* [Set exercise]:
What follows is a set of entries. Give them again exactly, without the pictures.

* [Material for this exercise]:

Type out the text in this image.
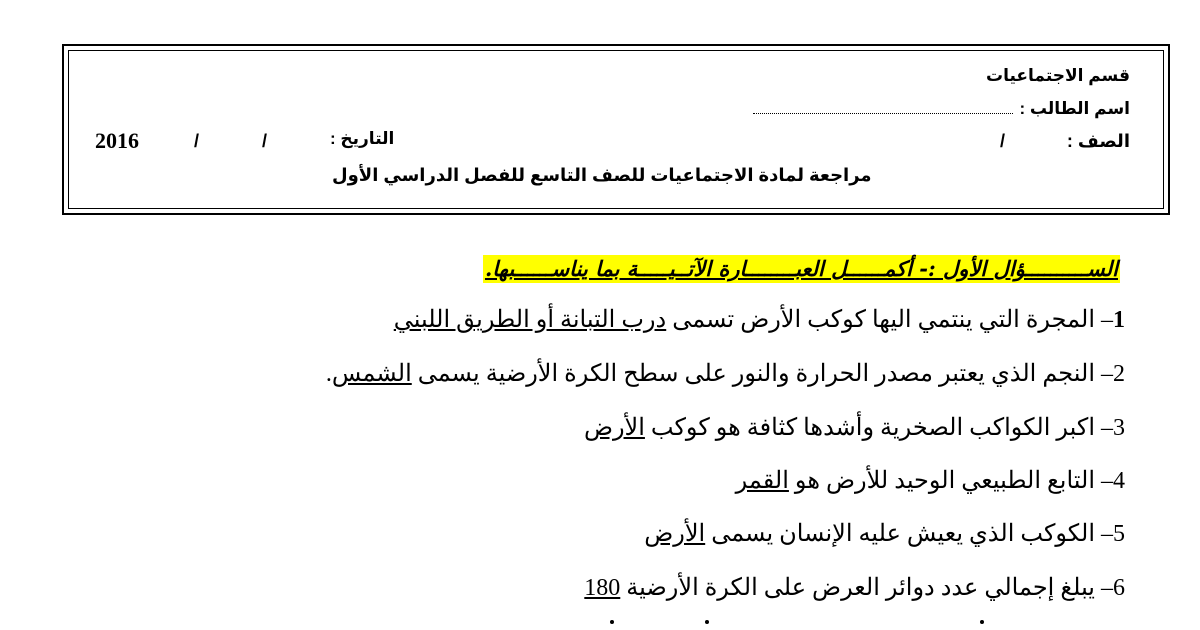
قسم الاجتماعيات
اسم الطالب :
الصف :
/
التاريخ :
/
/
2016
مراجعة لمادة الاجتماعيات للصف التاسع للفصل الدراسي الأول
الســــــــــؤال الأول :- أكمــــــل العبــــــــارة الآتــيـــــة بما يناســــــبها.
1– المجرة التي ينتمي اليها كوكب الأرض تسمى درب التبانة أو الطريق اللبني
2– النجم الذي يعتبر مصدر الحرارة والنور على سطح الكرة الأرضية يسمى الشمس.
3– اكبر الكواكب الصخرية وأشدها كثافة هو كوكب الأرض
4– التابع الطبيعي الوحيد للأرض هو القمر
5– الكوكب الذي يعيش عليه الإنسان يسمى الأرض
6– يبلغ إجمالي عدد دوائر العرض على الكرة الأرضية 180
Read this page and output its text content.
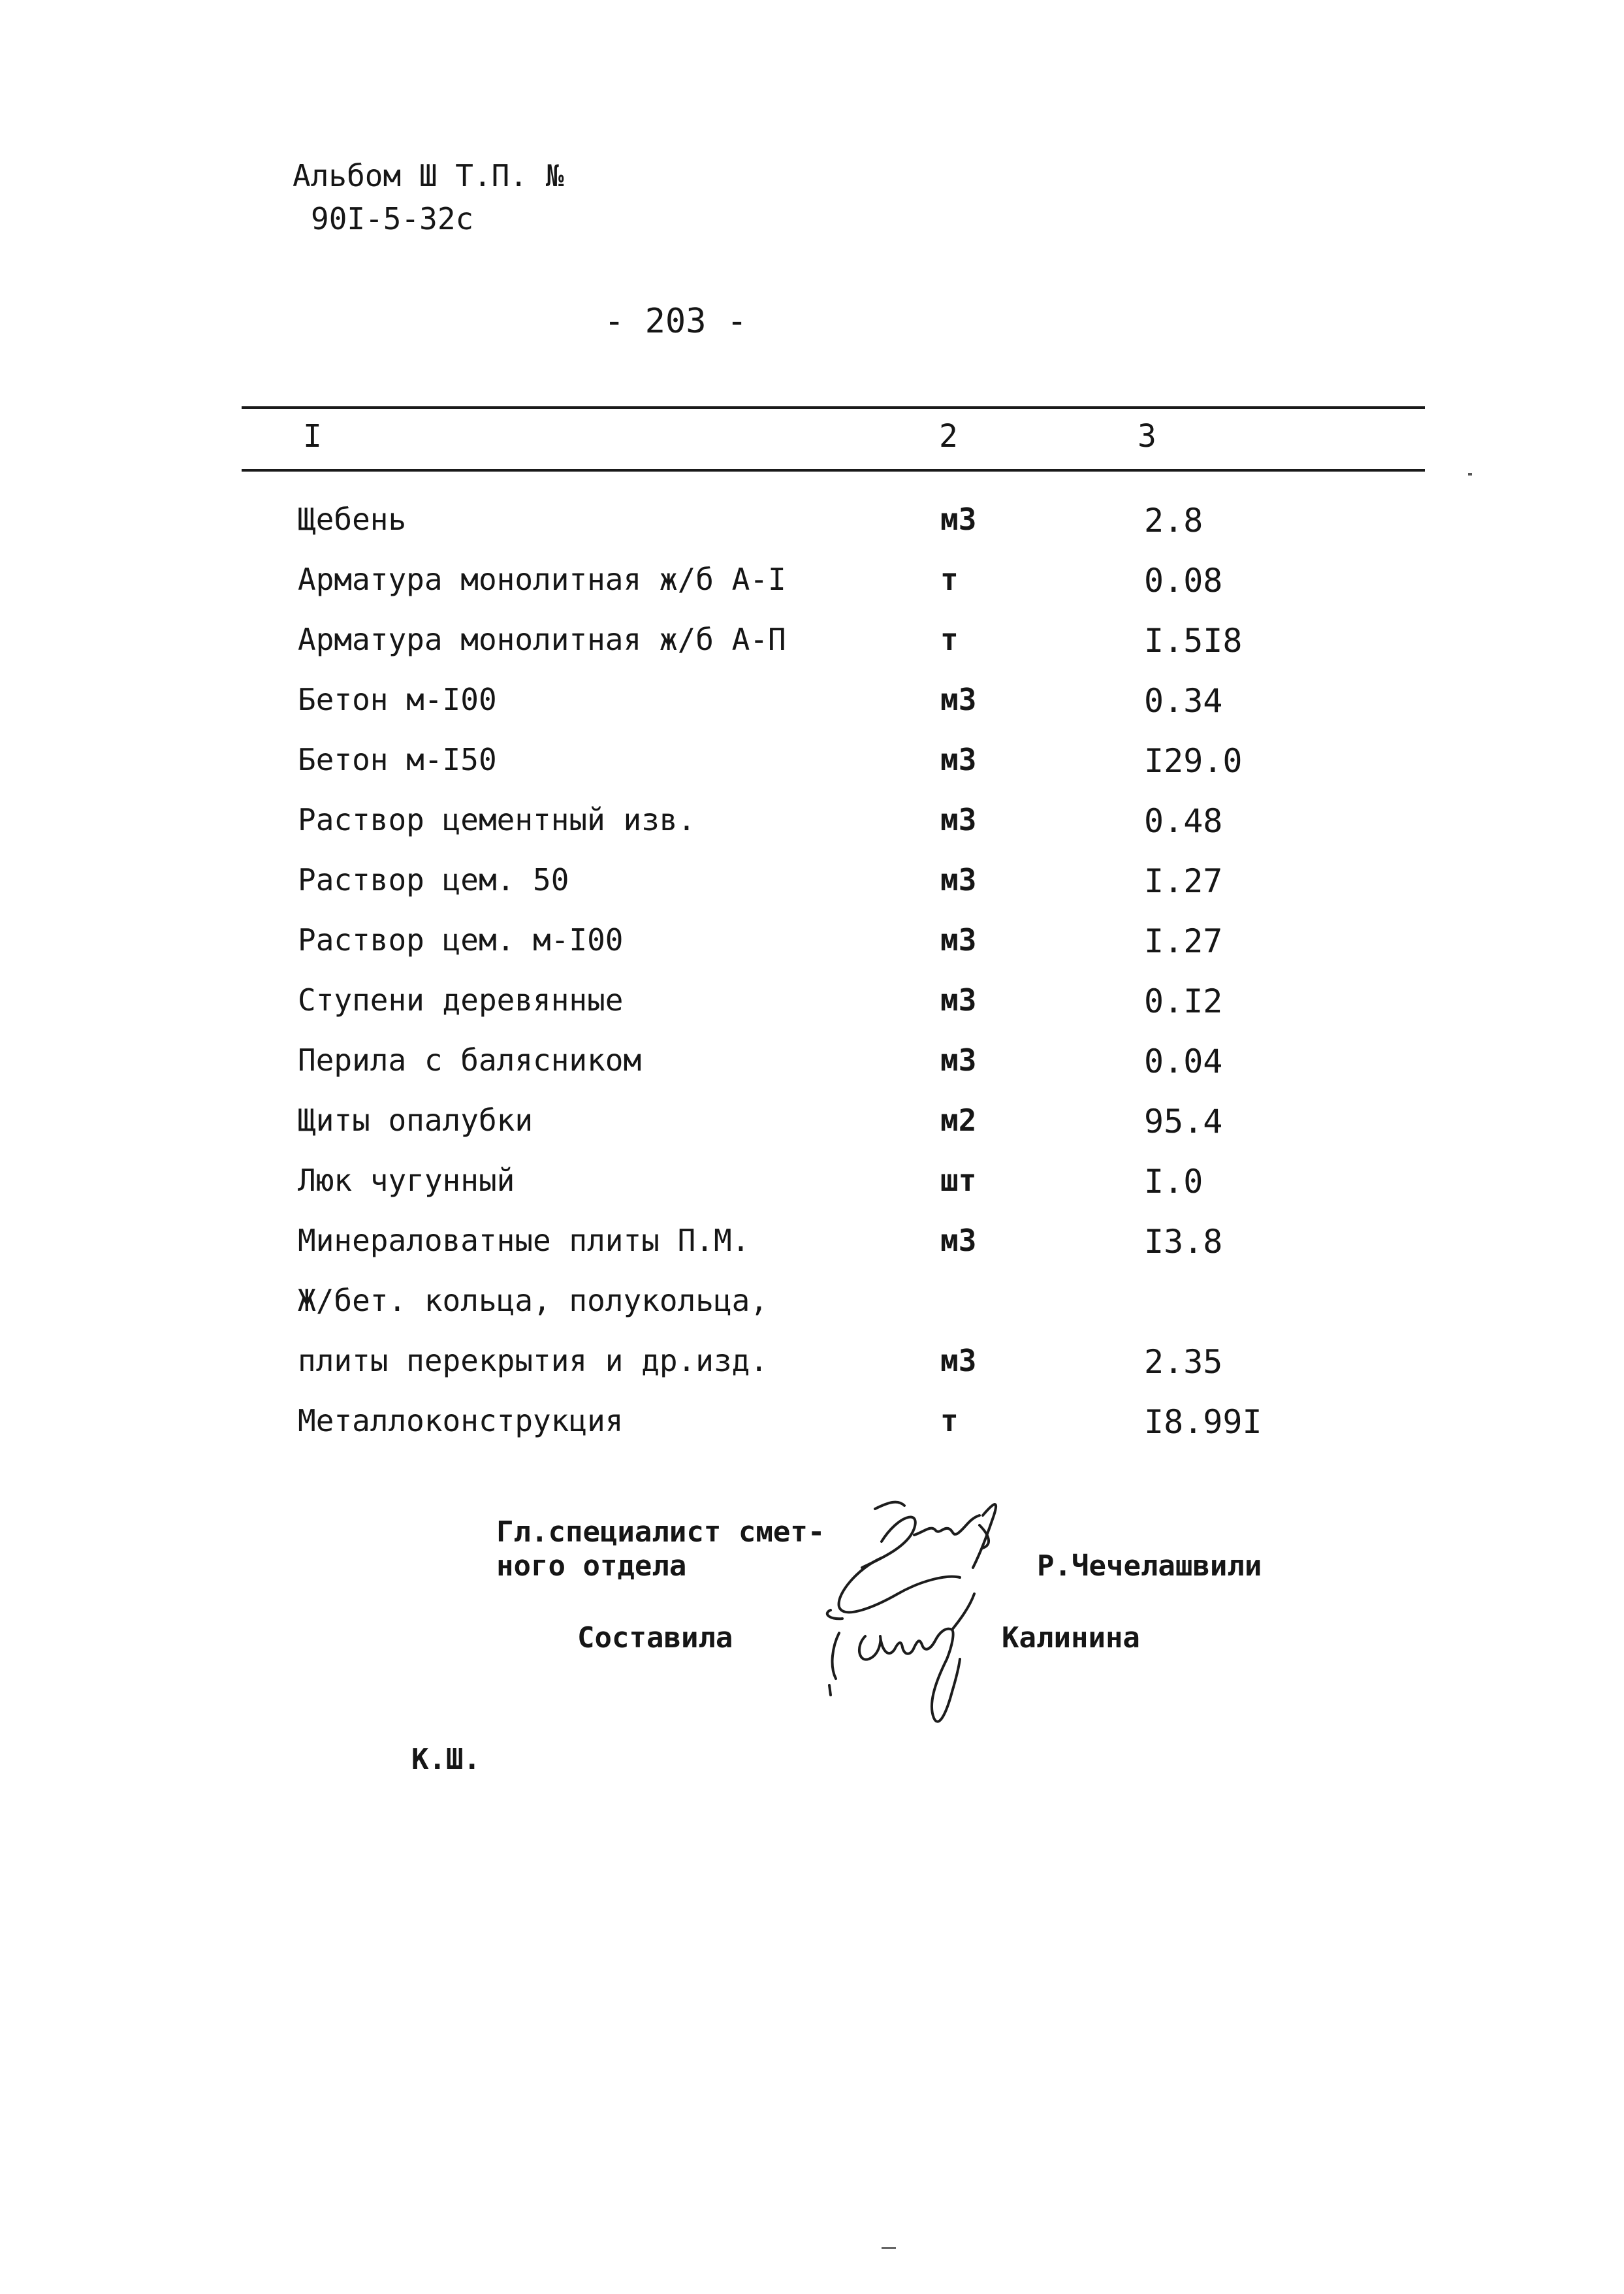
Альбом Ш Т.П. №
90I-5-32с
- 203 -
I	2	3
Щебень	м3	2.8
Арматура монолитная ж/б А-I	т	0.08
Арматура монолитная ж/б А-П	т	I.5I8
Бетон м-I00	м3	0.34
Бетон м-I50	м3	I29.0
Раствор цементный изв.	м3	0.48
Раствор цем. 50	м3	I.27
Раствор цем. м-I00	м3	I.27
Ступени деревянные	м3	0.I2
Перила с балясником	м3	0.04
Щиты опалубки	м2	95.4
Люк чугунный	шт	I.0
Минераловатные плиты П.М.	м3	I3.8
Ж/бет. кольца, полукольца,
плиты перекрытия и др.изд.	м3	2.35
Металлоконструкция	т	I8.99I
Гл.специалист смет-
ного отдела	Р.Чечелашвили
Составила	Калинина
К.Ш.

* [Answer to this exercise]:
Type out the text in this image.
قسم الاجتماعيات
اسم الطالب :
الصف :
/
التاريخ :
/
/
2016
مراجعة لمادة الاجتماعيات للصف التاسع للفصل الدراسي الأول
الســــــــــؤال الأول :- أكمــــــل العبــــــــارة الآتــيـــــة بما يناســــــبها.
1– المجرة التي ينتمي اليها كوكب الأرض تسمى درب التبانة أو الطريق اللبني
2– النجم الذي يعتبر مصدر الحرارة والنور على سطح الكرة الأرضية يسمى الشمس.
3– اكبر الكواكب الصخرية وأشدها كثافة هو كوكب الأرض
4– التابع الطبيعي الوحيد للأرض هو القمر
5– الكوكب الذي يعيش عليه الإنسان يسمى الأرض
6– يبلغ إجمالي عدد دوائر العرض على الكرة الأرضية 180
Read this page and output its text content.
Альбом Ш Т.П. №
90I-5-32с
- 203 -
I	2	3
Щебень	м3	2.8
Арматура монолитная ж/б А-I	т	0.08
Арматура монолитная ж/б А-П	т	I.5I8
Бетон м-I00	м3	0.34
Бетон м-I50	м3	I29.0
Раствор цементный изв.	м3	0.48
Раствор цем. 50	м3	I.27
Раствор цем. м-I00	м3	I.27
Ступени деревянные	м3	0.I2
Перила с балясником	м3	0.04
Щиты опалубки	м2	95.4
Люк чугунный	шт	I.0
Минераловатные плиты П.М.	м3	I3.8
Ж/бет. кольца, полукольца,
плиты перекрытия и др.изд.	м3	2.35
Металлоконструкция	т	I8.99I
Гл.специалист смет-
ного отдела	Р.Чечелашвили
Составила	Калинина
К.Ш.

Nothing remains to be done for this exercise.